THE EXERCISE
Which lines contain the word "says"? Return each of them as written.

MATERIAL PROVIDED
^^^^^^^^^^^^^^^^
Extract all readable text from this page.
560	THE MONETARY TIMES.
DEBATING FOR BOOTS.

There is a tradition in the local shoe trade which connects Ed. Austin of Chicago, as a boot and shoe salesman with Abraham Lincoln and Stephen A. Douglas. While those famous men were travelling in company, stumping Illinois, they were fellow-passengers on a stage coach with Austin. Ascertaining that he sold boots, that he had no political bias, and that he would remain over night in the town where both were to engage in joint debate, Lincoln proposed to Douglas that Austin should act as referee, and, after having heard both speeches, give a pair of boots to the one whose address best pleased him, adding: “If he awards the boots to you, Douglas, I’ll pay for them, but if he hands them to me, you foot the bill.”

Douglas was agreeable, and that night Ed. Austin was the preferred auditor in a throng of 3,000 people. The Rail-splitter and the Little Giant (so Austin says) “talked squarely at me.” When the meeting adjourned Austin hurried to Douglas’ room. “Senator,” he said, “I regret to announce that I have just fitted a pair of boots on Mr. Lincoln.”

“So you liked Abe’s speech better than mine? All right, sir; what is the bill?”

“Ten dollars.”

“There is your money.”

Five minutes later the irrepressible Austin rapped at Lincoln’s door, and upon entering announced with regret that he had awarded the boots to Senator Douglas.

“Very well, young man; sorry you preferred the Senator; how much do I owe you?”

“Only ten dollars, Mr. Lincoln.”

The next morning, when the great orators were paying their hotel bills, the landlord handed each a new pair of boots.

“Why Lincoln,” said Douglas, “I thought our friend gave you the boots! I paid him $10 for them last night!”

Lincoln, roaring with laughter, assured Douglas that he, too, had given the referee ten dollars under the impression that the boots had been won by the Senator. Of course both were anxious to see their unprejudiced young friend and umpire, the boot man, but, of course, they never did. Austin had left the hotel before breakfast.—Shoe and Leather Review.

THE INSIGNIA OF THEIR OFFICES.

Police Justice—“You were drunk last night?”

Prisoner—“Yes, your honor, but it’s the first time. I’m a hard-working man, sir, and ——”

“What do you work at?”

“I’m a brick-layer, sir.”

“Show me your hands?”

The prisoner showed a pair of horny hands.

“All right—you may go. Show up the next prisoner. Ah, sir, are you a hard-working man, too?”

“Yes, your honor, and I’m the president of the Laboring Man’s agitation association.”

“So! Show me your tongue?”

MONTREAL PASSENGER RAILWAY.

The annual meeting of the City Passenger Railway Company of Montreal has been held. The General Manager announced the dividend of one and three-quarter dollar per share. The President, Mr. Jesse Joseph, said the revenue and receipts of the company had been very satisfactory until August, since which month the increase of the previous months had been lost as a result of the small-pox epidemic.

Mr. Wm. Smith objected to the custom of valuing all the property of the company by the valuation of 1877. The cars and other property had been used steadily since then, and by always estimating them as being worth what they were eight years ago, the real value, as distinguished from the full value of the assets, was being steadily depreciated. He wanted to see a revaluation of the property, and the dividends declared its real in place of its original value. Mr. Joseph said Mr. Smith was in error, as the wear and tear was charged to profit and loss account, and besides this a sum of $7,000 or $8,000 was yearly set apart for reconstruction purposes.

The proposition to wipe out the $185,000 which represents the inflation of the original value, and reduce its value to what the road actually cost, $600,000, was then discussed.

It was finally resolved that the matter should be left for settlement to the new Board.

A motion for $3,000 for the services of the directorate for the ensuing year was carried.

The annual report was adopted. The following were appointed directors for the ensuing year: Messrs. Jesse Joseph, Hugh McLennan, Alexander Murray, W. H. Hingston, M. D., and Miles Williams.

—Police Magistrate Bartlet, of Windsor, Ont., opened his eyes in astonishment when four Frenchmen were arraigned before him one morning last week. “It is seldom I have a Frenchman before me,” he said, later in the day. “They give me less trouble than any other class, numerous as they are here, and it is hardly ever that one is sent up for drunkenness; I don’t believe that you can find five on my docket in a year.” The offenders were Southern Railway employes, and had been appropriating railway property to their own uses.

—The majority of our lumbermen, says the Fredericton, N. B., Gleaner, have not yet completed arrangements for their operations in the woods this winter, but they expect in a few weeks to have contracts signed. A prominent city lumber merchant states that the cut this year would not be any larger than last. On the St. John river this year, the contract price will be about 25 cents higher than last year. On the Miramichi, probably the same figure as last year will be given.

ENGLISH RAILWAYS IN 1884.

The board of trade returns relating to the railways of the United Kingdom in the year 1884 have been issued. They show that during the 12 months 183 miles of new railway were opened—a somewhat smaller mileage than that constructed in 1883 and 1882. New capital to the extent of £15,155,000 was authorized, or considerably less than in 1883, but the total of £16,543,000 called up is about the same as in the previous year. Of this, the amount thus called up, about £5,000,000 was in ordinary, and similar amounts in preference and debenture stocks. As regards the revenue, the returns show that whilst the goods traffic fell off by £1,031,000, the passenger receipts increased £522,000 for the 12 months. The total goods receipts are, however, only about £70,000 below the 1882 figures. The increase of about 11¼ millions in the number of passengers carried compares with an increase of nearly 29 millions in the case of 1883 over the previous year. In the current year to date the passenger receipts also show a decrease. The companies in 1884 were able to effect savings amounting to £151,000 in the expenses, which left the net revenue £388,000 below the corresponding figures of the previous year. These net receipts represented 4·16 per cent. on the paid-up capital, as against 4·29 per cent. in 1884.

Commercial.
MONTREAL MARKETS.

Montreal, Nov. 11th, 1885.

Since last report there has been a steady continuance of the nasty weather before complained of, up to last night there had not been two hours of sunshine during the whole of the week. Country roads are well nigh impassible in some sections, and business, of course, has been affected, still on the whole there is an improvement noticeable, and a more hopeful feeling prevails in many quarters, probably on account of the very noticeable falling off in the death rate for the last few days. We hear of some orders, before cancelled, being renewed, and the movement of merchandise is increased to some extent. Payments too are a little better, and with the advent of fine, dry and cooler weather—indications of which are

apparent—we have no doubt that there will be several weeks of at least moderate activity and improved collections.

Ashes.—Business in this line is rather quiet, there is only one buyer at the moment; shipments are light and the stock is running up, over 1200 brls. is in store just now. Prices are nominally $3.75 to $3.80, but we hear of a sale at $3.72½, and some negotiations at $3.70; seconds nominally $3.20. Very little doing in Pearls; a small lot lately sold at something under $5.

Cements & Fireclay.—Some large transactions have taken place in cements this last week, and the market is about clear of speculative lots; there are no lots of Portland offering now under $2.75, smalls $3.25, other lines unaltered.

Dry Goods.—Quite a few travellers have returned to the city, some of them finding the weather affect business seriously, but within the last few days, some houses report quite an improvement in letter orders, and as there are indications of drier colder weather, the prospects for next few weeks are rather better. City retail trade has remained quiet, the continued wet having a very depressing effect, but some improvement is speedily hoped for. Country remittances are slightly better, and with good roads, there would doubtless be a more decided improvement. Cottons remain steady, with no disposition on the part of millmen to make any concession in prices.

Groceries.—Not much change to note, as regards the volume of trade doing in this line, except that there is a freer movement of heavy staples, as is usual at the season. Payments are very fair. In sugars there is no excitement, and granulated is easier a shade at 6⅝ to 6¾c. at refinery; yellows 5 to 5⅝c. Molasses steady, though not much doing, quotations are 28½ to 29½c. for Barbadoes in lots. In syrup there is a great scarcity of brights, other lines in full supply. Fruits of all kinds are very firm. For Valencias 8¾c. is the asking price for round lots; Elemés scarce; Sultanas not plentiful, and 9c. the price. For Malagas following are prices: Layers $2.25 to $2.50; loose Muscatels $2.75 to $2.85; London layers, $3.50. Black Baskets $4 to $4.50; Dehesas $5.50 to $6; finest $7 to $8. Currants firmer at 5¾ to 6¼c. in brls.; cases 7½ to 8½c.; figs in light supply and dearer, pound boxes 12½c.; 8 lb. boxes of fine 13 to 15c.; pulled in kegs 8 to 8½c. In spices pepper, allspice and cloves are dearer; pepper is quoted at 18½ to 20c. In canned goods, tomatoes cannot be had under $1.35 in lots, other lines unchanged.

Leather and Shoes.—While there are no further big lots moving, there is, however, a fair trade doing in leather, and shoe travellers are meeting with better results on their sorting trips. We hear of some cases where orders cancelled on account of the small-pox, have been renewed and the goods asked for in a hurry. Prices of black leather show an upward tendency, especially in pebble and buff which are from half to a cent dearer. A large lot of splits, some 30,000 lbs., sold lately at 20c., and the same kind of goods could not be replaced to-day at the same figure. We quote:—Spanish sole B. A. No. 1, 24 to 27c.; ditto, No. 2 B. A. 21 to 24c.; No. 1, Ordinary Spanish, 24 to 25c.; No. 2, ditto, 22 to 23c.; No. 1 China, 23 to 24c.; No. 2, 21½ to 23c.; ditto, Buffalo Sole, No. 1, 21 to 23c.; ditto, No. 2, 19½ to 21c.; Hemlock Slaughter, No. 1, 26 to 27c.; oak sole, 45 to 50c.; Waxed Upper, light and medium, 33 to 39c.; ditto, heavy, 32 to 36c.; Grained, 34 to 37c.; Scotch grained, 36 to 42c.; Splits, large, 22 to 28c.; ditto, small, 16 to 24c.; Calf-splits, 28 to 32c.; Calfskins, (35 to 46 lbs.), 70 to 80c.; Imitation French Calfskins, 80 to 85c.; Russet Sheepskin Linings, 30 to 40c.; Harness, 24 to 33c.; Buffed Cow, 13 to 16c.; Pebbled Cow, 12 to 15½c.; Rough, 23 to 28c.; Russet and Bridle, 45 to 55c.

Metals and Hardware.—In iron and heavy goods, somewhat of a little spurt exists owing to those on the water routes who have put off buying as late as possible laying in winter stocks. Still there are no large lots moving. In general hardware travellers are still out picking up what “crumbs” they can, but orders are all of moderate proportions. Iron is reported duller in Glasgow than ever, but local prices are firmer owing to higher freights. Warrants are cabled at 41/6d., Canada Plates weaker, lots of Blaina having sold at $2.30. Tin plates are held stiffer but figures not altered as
^^^^^^^^^^^^^^^^
RESPONSE
Douglas was agreeable, and that night Ed. Austin was the preferred auditor in a throng of 3,000 people. The Rail-splitter and the Little Giant (so Austin says) “talked squarely at me.” When the meeting adjourned Austin hurried to Douglas’ room. “Senator,” he said, “I regret to announce that I have just fitted a pair of boots on Mr. Lincoln.”
—The majority of our lumbermen, says the Fredericton, N. B., Gleaner, have not yet completed arrangements for their operations in the woods this winter, but they expect in a few weeks to have contracts signed. A prominent city lumber merchant states that the cut this year would not be any larger than last. On the St. John river this year, the contract price will be about 25 cents higher than last year. On the Miramichi, probably the same figure as last year will be given.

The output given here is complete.